Gather from the listing below each line that includes the word "JSON", and copy it.

··· Task material ···

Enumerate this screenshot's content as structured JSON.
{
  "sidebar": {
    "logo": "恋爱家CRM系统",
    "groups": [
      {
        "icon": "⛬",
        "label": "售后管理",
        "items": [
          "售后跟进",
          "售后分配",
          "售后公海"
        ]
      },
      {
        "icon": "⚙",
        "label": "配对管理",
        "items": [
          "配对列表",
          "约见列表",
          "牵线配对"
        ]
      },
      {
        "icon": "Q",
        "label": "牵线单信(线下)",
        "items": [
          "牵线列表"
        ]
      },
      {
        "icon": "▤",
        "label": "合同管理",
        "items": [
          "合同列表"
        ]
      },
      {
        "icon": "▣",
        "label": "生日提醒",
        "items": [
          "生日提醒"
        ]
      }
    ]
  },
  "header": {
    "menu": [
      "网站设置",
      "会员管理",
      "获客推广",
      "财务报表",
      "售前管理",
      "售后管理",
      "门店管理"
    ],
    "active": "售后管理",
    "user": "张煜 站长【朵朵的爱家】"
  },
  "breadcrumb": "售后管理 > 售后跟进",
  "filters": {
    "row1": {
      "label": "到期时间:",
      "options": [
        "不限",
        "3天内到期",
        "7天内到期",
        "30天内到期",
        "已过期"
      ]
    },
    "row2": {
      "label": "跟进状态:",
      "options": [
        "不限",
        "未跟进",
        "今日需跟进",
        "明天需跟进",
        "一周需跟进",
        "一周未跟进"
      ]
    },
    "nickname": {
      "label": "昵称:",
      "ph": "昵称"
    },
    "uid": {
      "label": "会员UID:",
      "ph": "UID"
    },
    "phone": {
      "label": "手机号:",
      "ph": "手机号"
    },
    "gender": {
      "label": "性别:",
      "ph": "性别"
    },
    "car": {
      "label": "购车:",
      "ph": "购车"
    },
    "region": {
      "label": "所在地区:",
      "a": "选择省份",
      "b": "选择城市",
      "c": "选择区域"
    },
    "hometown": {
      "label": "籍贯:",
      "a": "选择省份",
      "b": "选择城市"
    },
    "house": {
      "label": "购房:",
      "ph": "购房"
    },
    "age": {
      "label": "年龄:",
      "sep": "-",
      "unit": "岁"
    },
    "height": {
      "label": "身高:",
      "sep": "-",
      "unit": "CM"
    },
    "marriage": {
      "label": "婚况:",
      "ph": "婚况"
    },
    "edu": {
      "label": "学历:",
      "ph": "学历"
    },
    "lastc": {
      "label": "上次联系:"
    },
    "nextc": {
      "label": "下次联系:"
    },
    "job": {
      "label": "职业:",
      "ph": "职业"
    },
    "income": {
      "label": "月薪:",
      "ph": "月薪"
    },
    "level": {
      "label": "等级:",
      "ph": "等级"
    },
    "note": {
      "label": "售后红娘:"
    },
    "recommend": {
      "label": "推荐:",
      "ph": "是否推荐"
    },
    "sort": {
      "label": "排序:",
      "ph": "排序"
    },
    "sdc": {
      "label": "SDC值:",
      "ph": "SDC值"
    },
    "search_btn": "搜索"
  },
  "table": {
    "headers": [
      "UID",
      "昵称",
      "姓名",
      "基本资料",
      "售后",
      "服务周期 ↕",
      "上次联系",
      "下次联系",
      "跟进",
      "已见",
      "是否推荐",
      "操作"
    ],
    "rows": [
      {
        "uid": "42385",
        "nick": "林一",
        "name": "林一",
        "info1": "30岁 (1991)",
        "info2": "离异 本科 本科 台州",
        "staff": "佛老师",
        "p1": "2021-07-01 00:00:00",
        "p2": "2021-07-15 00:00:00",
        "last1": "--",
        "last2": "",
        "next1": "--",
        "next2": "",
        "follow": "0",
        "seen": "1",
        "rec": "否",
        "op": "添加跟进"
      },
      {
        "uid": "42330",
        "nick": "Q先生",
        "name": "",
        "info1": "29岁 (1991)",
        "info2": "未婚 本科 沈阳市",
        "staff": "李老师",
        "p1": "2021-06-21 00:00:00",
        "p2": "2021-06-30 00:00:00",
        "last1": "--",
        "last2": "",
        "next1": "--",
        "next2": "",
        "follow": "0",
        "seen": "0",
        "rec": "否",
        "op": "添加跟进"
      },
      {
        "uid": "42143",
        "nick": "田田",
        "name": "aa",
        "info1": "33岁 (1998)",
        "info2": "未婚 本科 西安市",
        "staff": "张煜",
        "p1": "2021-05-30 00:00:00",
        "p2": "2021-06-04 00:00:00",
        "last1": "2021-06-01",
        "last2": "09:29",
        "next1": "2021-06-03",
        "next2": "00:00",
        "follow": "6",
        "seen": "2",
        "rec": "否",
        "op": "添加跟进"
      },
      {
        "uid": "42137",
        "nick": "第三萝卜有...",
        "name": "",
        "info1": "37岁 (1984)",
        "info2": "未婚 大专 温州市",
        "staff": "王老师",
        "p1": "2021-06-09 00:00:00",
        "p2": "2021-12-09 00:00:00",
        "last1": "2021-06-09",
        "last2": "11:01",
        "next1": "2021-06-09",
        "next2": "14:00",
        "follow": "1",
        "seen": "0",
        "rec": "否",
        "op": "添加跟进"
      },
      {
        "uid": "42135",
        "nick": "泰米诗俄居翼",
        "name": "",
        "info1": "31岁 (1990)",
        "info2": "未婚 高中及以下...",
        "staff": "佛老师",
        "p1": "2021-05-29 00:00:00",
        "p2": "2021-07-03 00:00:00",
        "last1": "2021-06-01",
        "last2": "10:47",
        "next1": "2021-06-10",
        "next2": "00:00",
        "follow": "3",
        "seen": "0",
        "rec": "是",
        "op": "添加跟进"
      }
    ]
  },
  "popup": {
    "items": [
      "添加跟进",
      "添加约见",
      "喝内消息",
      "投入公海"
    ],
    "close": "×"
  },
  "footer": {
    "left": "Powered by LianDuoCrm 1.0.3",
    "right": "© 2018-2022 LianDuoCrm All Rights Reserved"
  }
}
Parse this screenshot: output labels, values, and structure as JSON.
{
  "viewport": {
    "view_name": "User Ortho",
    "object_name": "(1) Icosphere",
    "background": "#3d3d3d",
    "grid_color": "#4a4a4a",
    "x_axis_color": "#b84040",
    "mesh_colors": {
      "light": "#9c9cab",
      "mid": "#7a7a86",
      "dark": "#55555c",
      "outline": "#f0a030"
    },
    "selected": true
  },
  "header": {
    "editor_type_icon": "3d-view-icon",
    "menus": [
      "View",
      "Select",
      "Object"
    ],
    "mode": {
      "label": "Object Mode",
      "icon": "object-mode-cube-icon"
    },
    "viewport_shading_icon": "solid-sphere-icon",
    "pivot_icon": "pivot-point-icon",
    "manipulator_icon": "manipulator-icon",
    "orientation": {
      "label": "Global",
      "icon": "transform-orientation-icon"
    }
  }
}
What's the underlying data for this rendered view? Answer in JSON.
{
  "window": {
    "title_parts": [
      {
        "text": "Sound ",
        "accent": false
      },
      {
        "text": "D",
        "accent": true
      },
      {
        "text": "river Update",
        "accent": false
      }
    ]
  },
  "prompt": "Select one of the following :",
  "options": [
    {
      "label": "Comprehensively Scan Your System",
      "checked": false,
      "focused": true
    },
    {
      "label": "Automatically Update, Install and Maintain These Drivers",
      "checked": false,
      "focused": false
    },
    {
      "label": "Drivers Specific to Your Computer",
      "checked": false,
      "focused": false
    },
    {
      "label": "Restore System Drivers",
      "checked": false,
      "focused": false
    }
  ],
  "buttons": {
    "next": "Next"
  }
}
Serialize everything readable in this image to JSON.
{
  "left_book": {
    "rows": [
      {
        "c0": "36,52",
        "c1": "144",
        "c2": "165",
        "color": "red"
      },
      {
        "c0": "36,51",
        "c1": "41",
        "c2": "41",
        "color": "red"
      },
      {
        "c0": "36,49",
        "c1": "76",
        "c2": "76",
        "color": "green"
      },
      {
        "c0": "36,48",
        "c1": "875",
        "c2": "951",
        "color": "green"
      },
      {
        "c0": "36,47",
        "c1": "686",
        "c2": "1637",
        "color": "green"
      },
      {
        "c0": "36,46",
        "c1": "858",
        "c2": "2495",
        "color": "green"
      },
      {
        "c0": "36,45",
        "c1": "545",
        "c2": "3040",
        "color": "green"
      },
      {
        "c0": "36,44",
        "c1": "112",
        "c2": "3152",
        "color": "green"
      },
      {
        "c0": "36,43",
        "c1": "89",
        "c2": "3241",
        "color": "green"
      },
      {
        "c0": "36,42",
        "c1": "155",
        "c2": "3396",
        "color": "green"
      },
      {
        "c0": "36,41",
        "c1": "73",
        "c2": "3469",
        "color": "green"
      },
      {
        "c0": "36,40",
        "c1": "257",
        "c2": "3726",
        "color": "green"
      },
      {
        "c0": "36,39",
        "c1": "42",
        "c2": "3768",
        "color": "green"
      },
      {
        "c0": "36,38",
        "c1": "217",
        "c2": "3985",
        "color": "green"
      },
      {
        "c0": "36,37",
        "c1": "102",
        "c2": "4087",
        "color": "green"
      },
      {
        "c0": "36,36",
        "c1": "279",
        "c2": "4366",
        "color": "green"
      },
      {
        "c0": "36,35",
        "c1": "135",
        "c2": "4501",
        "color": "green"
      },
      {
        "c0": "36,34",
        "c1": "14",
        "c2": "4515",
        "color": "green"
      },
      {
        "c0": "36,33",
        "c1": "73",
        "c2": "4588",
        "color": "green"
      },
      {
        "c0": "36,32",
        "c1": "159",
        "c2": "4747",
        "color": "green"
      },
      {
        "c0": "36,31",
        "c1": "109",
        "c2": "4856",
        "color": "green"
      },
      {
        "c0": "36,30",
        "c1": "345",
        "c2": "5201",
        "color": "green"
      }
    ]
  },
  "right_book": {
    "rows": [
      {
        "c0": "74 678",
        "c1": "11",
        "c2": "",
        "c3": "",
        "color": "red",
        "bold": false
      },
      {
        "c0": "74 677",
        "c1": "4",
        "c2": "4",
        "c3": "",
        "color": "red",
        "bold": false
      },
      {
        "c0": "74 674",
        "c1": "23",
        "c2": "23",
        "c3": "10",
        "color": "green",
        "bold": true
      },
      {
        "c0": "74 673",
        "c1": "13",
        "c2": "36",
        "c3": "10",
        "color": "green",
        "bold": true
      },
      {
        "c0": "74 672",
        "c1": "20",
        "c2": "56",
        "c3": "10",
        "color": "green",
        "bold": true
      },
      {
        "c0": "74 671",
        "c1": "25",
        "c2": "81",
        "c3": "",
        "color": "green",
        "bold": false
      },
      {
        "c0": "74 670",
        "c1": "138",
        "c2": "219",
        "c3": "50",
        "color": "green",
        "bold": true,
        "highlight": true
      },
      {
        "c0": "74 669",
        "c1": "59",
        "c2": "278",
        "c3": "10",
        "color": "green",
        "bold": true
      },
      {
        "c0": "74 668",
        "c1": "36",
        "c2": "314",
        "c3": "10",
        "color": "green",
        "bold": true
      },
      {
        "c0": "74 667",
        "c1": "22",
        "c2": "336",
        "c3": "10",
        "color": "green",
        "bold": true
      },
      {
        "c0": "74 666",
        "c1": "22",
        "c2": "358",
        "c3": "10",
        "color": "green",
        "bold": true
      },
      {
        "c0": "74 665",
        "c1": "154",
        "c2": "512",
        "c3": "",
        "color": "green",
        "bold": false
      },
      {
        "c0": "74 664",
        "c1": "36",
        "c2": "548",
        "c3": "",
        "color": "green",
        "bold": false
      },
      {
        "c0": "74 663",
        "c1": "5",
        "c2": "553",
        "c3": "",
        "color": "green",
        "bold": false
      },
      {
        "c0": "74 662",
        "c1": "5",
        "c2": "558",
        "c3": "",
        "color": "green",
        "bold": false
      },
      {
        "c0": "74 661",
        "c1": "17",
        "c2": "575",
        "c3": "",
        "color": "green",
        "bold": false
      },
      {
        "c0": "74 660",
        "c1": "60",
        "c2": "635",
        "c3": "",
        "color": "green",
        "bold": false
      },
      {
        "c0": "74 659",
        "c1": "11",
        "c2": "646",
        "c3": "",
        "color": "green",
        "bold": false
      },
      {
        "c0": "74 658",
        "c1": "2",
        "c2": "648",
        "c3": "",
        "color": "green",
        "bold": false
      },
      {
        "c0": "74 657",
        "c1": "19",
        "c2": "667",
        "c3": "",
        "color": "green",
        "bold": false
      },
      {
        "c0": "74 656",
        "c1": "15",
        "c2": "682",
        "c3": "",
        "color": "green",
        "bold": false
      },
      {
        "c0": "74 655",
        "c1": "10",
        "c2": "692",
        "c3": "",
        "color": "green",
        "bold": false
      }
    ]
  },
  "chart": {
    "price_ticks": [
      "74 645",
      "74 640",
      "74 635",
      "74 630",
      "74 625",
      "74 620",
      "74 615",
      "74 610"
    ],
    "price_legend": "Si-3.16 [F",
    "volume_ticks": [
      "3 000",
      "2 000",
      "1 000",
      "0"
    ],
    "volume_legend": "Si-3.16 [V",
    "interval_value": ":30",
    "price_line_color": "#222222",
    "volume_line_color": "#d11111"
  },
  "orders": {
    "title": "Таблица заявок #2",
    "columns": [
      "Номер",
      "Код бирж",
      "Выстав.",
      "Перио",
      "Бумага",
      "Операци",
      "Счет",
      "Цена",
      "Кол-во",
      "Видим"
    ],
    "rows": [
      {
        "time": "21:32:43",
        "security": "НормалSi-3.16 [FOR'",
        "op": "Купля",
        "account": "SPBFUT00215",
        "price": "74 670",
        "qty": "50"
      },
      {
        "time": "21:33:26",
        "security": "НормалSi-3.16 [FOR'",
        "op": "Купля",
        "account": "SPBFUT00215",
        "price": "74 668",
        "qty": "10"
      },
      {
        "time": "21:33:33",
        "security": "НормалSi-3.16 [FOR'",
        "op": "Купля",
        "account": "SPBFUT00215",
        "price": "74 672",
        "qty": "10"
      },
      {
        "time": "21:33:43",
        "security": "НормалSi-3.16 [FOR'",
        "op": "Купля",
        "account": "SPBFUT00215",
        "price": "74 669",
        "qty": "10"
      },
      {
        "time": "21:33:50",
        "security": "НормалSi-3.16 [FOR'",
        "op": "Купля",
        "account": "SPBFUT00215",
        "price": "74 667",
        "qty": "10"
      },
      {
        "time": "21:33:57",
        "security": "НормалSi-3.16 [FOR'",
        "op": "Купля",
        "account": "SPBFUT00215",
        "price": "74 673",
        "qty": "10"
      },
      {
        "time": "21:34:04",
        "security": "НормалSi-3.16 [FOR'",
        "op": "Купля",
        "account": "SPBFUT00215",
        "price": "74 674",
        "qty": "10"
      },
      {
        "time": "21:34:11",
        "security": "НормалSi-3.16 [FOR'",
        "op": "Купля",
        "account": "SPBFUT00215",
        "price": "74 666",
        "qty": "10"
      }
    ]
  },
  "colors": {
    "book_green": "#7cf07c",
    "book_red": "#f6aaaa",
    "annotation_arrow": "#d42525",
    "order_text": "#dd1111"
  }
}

···

**Exercise solution**
Enumerate this screenshot's content as structured JSON.
Parse this screenshot: output labels, values, and structure as JSON.
What's the underlying data for this rendered view? Answer in JSON.
Serialize everything readable in this image to JSON.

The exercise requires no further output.